▸ **Text section**
== Segment start ==

The series received high ratings and significant digital viewership. It garnered mixed reviews from critics, with praise for Hocane's performance but criticism for its depiction of sensitive themes.

==Plot==
The story revolves around a college student, Andaleeb, and a gynecologist Dr. Zara. Andaleeb is deeply connected to her father. Andaleeb's secret relationship with her classmate Moiz blossoms, but they face obstacles due to classism, leading to their separation when her mother arranges a suitable match for her, despite her father's support for her and Moiz being together.

Meanwhile, the newlywed Dr. Zara struggles to understand her husband Hassan, only to discover his behaviour of gaslighting and emotional abuse. As she harbors secrets, her situation escalates to physical abuse. Zara decides to leave him, but later learns about his traumatic past. Despite her efforts, Hassan's behavior worsens, and Zara is hospitalized due to domestic violence.

Andaleeb's parents arrange her marriage to Dr. Numair, Zara's friend and an oncologist. Their relationship develops slowly, as Numair learns about Andaleeb's past affair with Moiz. The age difference of couple and the constant pressure to plan a baby by Numair's mother create tension. When Numair discovers he has azoospermia, it strains their relationship further.

==Cast==

===Main===

- Mawra Hocane as Dr. Zara Saleem (formerly Hassan): Gynecologist; Saleem and Tayyaba's daughter; Andaleeb's cousin; Hassan's ex wife
- Sehar Khan as Andaleeb "Deebu" Numair (nee Jamal): Jamal and Sadia's daughter; Zara's cousin; Numair's wife; Anadil's mother
- Usman Mukhtar as Dr. Numair Ansari : Oncologist; Maria's son; Nimra's brother; Andaleeb's husband; Anadil's father
- Mohib Mirza as Hassan Ahsan : Nazia and Ahsan's son; Zara's ex husband

===Recurring===
- Farah Sadia as Tayyaba Saleem: Saleem's wife; Zara's mother; Sadia's sister
- Shamil Khan as Saleem : Tayyaba's husband; Zara' s father
- Nauman Masood as Jamal: Sadia's husband; Andaleeb father; Anadil's maternal grandfather
- Nadia Afgan as Sadia Jamal: Jamal's wife; Andaleeb's mother; Tayyaba's sister; Anadil's maternal grandmother
- Laila Zuberi as Maria Ansari : Nimra and Numair's mother; Anadil's paternal grandmother
- Anam Goher as Nimra Faraz (nee Ansari) : Maria's daughter; Numair's sister; Anadil's paternal aunt; Faraz's wife
- Zarrar Khan as Moiz: Andaleeb's former lover
- Saima Kanwal as Amma : Saleem's mother; Zara's grandmother
- Azra Mansoor as Daado : Ahsan's mother; Hassan's grandmother
- Arjumand Rahim as Nazia: Ahsan's ex wife; Hassan's mother
- Saife Hassan as Ahsan : Nazia's ex husband; Hassan's father
- Rubina Naz as Moiz's mother
- Tauseeq Haider as Zara's therapist
- Shahbaz Shigri as Dr. Sameer : Zara's colleague

==Production==
Principal photography commenced in Islamabad in November 2023. Hocane returned to the set in April 2024, after completing another project. She described her character as a gynecologist who navigates high-pressure situations in her marital life. Meanwhile, Mukhtar confirmed his involvement in the project, portraying an oncologist.

== Segment end ==

Document layout detection data:
== Segment start ==

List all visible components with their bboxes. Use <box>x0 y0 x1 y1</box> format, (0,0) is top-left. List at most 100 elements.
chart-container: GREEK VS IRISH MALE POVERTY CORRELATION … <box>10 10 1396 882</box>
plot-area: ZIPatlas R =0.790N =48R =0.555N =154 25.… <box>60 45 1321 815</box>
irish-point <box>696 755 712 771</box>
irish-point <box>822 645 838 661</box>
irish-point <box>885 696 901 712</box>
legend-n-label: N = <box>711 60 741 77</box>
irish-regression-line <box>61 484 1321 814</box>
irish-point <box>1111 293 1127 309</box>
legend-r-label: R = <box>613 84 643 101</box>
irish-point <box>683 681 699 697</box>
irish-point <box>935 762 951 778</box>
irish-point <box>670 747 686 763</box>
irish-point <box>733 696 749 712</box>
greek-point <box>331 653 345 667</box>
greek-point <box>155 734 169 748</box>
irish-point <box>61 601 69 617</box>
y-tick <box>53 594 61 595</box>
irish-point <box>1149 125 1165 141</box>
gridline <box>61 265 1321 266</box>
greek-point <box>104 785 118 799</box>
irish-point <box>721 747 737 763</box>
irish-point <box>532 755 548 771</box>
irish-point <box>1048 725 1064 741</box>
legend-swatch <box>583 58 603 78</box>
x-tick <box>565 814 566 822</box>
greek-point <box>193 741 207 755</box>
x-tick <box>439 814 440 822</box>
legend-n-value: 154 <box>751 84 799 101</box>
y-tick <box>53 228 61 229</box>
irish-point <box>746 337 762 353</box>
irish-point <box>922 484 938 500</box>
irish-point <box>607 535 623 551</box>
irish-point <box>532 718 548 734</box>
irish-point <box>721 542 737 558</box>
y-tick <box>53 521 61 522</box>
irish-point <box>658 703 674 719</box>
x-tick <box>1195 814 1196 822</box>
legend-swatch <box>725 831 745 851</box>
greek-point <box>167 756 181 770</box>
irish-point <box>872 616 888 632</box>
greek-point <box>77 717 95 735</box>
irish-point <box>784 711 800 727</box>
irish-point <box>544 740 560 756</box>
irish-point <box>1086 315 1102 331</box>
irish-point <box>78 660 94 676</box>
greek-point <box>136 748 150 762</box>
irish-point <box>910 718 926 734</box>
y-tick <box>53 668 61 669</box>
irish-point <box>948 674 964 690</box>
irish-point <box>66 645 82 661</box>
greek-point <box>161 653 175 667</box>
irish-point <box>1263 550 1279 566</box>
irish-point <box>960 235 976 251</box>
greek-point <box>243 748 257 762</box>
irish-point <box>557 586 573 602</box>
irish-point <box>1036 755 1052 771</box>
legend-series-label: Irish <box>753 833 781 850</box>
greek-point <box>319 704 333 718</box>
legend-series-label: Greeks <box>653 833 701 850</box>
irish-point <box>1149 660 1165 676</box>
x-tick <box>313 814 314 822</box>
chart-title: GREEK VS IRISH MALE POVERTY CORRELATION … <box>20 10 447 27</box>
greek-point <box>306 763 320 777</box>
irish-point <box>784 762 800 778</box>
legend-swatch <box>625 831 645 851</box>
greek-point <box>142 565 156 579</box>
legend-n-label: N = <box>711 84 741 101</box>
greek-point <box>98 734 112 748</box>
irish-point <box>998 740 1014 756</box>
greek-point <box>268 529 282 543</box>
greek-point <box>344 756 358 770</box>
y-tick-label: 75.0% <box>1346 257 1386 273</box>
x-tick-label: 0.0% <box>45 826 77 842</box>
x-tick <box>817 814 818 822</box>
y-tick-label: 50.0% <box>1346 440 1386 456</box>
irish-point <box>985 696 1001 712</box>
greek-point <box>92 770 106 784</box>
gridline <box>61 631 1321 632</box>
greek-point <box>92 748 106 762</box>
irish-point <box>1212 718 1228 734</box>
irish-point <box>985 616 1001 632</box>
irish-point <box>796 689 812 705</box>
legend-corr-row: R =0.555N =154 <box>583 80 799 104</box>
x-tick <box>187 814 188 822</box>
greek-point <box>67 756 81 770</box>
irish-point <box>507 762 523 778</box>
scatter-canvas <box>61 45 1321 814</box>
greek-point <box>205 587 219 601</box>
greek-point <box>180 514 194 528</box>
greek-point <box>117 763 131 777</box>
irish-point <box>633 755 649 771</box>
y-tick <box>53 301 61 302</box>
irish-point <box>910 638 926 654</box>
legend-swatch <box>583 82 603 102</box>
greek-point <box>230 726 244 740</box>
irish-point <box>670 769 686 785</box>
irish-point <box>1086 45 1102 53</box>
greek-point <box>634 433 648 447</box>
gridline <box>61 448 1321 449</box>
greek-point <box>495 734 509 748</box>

== Segment end ==

▸ **Brief A**
According to the series text, where and when did principal photography begin?
▸ **Brief B**
Summarize the series text in two sentences.
▸ **Brief C**
Please carry on the series text from its last sentence.

▸ **Exercise result A**
It began in Islamabad in November 2023.

▸ **Exercise result B**
The series follows college student Andaleeb, who is separated from her classmate Moiz by classism and married to oncologist Dr. Numair, and gynecologist Dr. Zara, who faces gaslighting and abuse from her husband Hassan. It drew high ratings and significant digital viewership, along with mixed reviews that praised Hocane's performance but criticized its depiction of sensitive themes.

▸ **Exercise result C**
==Reception==
===Audience reception===
The series became one of the most-watched television series of Pakistan in 2024, and garnered high ratings, peaking at 7-8 in its finale episodes. The series garnered significant digital viewership and trended extensively on YouTube in India and Pakistan.

===Critical reception===
A critic from the DAWN Images positively reviewed the series, while noticing its multiple themes. A reviewer from The Express Tribune criticised the depiction of suicide without seeking counseling, sending a potentially harmful message to vulnerable viewers, however director Danish Nawaz argued that the attempted suicide shows the repercussions of forced marriage, emphasized that ending one's life isn't easy. Zainab Mossadiq of the DAWN Images praised the sensitive portrayal of social issues and strong relationships, but criticizes its handling of male fertility issues, absurd storyline, and abrupt ending. Sarah Brobi of the Aaj News praised the series for effectively portrays the plight of characters trapped in forced marriages, advocating for transparency and individual choice. However, the narrative is marred by unnecessary plot points, such as Numair's infertility, and a dragged-out conclusion that undermines the story's core message.